Exercise description:
Include in the output the line containing "Give me a plain-text" and each subsequent line of the records, through the end, transcribed exactly. Add nothing else.

Dataset entries:
%%
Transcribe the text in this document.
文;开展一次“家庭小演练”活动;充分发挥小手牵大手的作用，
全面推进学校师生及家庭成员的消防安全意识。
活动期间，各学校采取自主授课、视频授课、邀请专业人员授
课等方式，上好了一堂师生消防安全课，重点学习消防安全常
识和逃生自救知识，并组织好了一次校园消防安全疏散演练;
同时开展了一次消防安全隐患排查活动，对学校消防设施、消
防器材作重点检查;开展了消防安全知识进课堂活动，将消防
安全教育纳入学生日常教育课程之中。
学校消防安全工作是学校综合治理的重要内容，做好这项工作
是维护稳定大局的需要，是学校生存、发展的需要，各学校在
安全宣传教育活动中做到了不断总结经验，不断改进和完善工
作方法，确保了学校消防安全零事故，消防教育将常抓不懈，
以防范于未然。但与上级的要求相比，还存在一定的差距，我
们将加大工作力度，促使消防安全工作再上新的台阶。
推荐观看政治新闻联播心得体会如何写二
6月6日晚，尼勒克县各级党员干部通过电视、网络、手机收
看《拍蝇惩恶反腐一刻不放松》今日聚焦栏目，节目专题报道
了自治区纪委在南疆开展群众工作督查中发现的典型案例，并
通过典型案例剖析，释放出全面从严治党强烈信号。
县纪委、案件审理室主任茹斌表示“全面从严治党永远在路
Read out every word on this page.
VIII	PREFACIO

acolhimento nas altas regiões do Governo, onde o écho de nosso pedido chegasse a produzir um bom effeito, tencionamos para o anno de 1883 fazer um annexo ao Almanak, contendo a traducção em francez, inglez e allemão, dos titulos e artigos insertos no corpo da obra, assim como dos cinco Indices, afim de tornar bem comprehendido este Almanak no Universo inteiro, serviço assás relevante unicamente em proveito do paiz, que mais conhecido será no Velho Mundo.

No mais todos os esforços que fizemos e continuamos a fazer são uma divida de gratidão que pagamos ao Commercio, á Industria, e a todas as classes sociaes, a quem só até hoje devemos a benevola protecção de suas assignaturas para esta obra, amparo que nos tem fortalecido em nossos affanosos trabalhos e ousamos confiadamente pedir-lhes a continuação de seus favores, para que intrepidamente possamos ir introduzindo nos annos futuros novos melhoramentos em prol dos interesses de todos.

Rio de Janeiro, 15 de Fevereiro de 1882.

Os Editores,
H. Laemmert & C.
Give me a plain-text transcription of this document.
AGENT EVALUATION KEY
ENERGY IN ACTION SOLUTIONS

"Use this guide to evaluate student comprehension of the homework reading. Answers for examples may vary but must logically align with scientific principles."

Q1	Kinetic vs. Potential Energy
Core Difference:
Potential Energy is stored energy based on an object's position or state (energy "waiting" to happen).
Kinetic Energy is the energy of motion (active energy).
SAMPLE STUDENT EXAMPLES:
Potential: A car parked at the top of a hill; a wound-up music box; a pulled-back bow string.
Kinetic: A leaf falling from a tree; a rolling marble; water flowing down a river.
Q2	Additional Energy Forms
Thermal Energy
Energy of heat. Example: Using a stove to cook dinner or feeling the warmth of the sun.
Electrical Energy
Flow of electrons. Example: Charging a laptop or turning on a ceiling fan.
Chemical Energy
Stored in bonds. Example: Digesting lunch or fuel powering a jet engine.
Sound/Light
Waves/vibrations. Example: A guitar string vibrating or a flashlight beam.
%%
Exercise answer:
Give me a plain-text transcription of this document.
AGENT EVALUATION KEY
ENERGY IN ACTION SOLUTIONS

"Use this guide to evaluate student comprehension of the homework reading. Answers for examples may vary but must logically align with scientific principles."

Q1	Kinetic vs. Potential Energy
Core Difference:
Potential Energy is stored energy based on an object's position or state (energy "waiting" to happen).
Kinetic Energy is the energy of motion (active energy).
SAMPLE STUDENT EXAMPLES:
Potential: A car parked at the top of a hill; a wound-up music box; a pulled-back bow string.
Kinetic: A leaf falling from a tree; a rolling marble; water flowing down a river.
Q2	Additional Energy Forms
Thermal Energy
Energy of heat. Example: Using a stove to cook dinner or feeling the warmth of the sun.
Electrical Energy
Flow of electrons. Example: Charging a laptop or turning on a ceiling fan.
Chemical Energy
Stored in bonds. Example: Digesting lunch or fuel powering a jet engine.
Sound/Light
Waves/vibrations. Example: A guitar string vibrating or a flashlight beam.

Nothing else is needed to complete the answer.